> [TASK DESCRIPTION]: Images embedded in the records are excluded; print everything else exactly as given.
──────── MATERIAL FOR THE TASK ────────
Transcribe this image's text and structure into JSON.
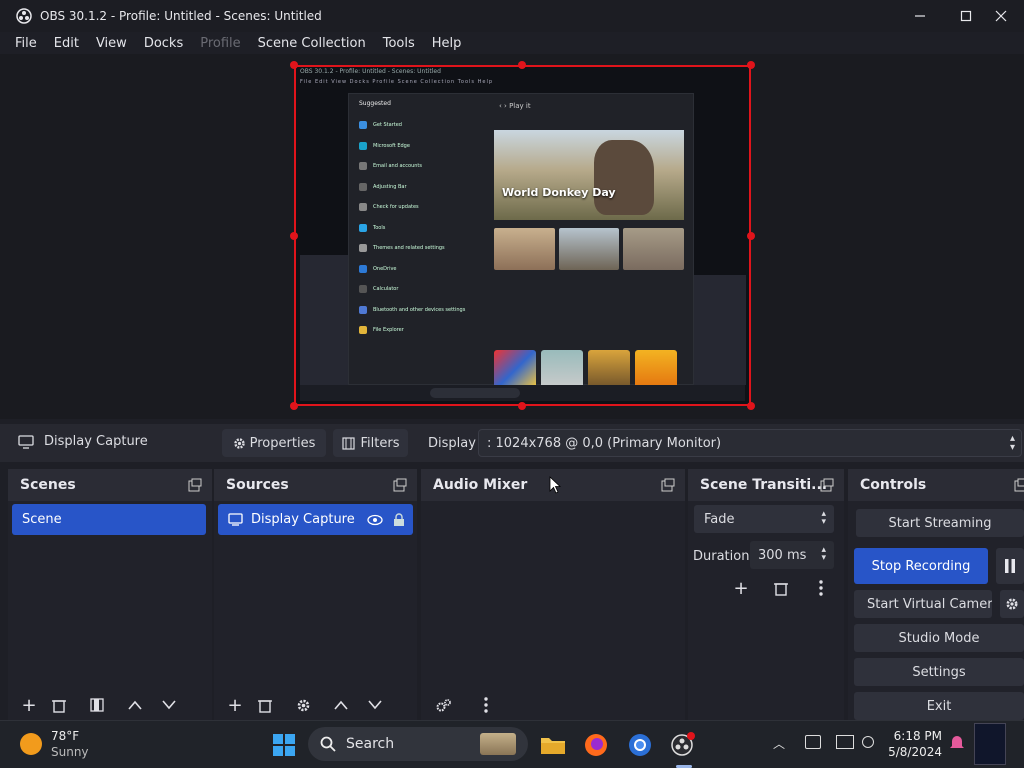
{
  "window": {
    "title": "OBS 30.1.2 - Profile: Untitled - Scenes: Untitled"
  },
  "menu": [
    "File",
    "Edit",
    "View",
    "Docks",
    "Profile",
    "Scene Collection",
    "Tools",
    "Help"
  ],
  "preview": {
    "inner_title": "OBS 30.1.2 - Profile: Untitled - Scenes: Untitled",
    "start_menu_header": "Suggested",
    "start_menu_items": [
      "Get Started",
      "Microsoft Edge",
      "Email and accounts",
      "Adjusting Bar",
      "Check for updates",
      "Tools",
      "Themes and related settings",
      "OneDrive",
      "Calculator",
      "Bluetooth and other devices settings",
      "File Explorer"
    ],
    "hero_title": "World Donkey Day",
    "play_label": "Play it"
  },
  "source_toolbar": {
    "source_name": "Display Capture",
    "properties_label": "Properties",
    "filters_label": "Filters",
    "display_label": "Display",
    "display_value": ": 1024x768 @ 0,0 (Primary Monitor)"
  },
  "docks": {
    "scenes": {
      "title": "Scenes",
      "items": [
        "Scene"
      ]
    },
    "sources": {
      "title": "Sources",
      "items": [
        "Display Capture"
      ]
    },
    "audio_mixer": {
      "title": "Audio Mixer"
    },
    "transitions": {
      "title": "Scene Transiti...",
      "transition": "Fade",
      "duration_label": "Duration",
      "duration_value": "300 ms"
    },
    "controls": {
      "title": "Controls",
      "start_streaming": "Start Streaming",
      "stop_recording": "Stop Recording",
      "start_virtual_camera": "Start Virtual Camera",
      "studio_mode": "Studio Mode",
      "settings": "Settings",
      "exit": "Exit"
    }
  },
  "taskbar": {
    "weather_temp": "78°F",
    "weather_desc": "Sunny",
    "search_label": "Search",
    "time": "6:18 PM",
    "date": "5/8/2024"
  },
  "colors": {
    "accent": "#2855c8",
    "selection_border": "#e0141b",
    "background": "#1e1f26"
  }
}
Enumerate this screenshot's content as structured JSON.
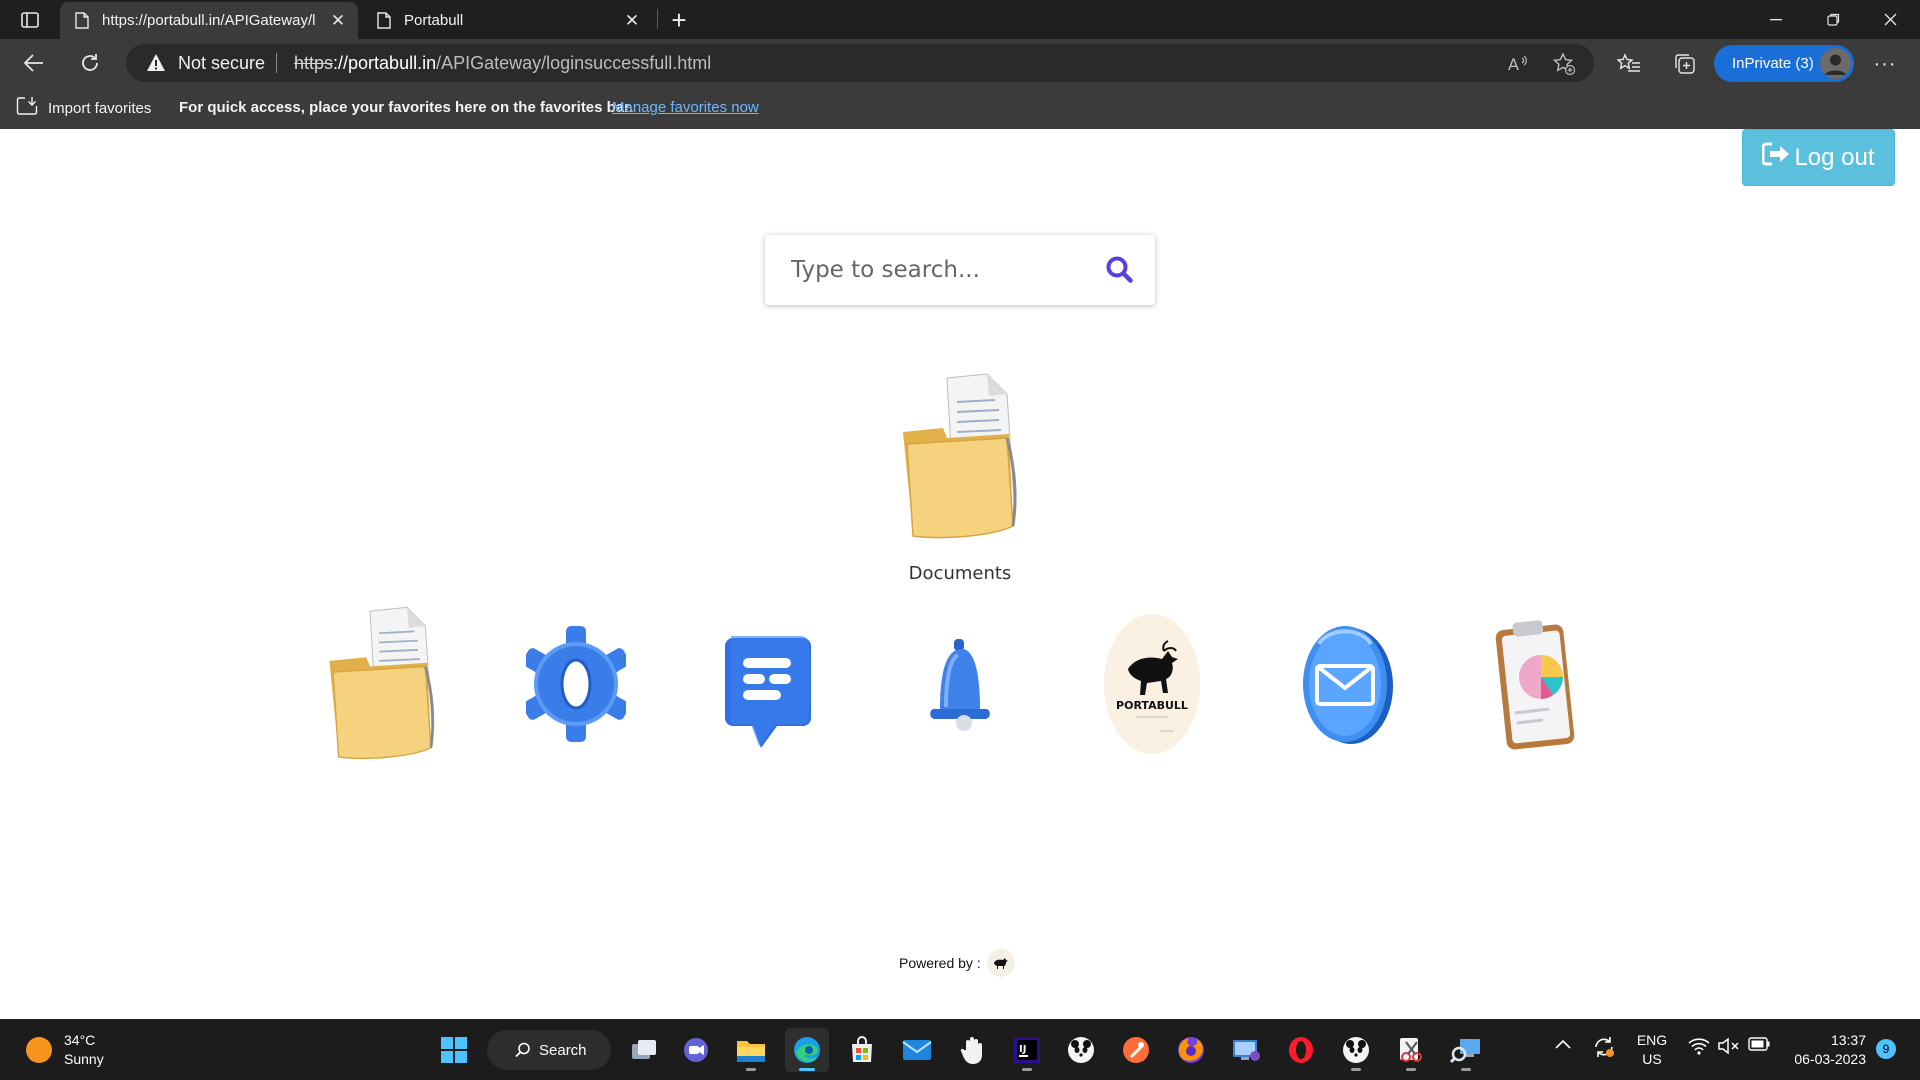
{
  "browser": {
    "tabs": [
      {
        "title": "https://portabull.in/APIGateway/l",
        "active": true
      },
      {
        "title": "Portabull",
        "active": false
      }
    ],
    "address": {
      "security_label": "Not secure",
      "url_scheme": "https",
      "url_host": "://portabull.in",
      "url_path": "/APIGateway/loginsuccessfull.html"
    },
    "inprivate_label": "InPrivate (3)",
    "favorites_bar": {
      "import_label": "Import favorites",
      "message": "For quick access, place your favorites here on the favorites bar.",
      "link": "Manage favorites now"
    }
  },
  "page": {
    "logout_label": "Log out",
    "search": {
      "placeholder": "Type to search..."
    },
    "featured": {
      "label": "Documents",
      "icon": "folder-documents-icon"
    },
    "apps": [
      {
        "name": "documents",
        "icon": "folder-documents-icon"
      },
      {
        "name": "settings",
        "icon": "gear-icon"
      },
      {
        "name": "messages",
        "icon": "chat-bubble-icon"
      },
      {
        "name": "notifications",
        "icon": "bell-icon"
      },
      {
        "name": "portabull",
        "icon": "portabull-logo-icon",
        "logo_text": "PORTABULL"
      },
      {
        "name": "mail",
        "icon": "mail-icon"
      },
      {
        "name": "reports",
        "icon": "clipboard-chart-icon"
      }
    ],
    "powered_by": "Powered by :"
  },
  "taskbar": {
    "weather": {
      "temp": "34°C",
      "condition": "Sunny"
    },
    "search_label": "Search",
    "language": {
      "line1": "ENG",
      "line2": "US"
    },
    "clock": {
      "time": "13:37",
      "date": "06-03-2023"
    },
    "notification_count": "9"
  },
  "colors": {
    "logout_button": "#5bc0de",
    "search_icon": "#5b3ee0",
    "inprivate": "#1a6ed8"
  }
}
────────
> [OUTPUT OF THE EXERCISE]:
Transcribe this image's text and structure into JSON.
{
  "window": {
    "title": "OBS 30.1.2 - Profile: Untitled - Scenes: Untitled"
  },
  "menu": [
    "File",
    "Edit",
    "View",
    "Docks",
    "Profile",
    "Scene Collection",
    "Tools",
    "Help"
  ],
  "preview": {
    "inner_title": "OBS 30.1.2 - Profile: Untitled - Scenes: Untitled",
    "start_menu_header": "Suggested",
    "start_menu_items": [
      "Get Started",
      "Microsoft Edge",
      "Email and accounts",
      "Adjusting Bar",
      "Check for updates",
      "Tools",
      "Themes and related settings",
      "OneDrive",
      "Calculator",
      "Bluetooth and other devices settings",
      "File Explorer"
    ],
    "hero_title": "World Donkey Day",
    "play_label": "Play it"
  },
  "source_toolbar": {
    "source_name": "Display Capture",
    "properties_label": "Properties",
    "filters_label": "Filters",
    "display_label": "Display",
    "display_value": ": 1024x768 @ 0,0 (Primary Monitor)"
  },
  "docks": {
    "scenes": {
      "title": "Scenes",
      "items": [
        "Scene"
      ]
    },
    "sources": {
      "title": "Sources",
      "items": [
        "Display Capture"
      ]
    },
    "audio_mixer": {
      "title": "Audio Mixer"
    },
    "transitions": {
      "title": "Scene Transiti...",
      "transition": "Fade",
      "duration_label": "Duration",
      "duration_value": "300 ms"
    },
    "controls": {
      "title": "Controls",
      "start_streaming": "Start Streaming",
      "stop_recording": "Stop Recording",
      "start_virtual_camera": "Start Virtual Camera",
      "studio_mode": "Studio Mode",
      "settings": "Settings",
      "exit": "Exit"
    }
  },
  "taskbar": {
    "weather_temp": "78°F",
    "weather_desc": "Sunny",
    "search_label": "Search",
    "time": "6:18 PM",
    "date": "5/8/2024"
  },
  "colors": {
    "accent": "#2855c8",
    "selection_border": "#e0141b",
    "background": "#1e1f26"
  }
}
Enumerate this screenshot's content as structured JSON.
{
  "browser": {
    "tabs": [
      {
        "title": "https://portabull.in/APIGateway/l",
        "active": true
      },
      {
        "title": "Portabull",
        "active": false
      }
    ],
    "address": {
      "security_label": "Not secure",
      "url_scheme": "https",
      "url_host": "://portabull.in",
      "url_path": "/APIGateway/loginsuccessfull.html"
    },
    "inprivate_label": "InPrivate (3)",
    "favorites_bar": {
      "import_label": "Import favorites",
      "message": "For quick access, place your favorites here on the favorites bar.",
      "link": "Manage favorites now"
    }
  },
  "page": {
    "logout_label": "Log out",
    "search": {
      "placeholder": "Type to search..."
    },
    "featured": {
      "label": "Documents",
      "icon": "folder-documents-icon"
    },
    "apps": [
      {
        "name": "documents",
        "icon": "folder-documents-icon"
      },
      {
        "name": "settings",
        "icon": "gear-icon"
      },
      {
        "name": "messages",
        "icon": "chat-bubble-icon"
      },
      {
        "name": "notifications",
        "icon": "bell-icon"
      },
      {
        "name": "portabull",
        "icon": "portabull-logo-icon",
        "logo_text": "PORTABULL"
      },
      {
        "name": "mail",
        "icon": "mail-icon"
      },
      {
        "name": "reports",
        "icon": "clipboard-chart-icon"
      }
    ],
    "powered_by": "Powered by :"
  },
  "taskbar": {
    "weather": {
      "temp": "34°C",
      "condition": "Sunny"
    },
    "search_label": "Search",
    "language": {
      "line1": "ENG",
      "line2": "US"
    },
    "clock": {
      "time": "13:37",
      "date": "06-03-2023"
    },
    "notification_count": "9"
  },
  "colors": {
    "logout_button": "#5bc0de",
    "search_icon": "#5b3ee0",
    "inprivate": "#1a6ed8"
  }
}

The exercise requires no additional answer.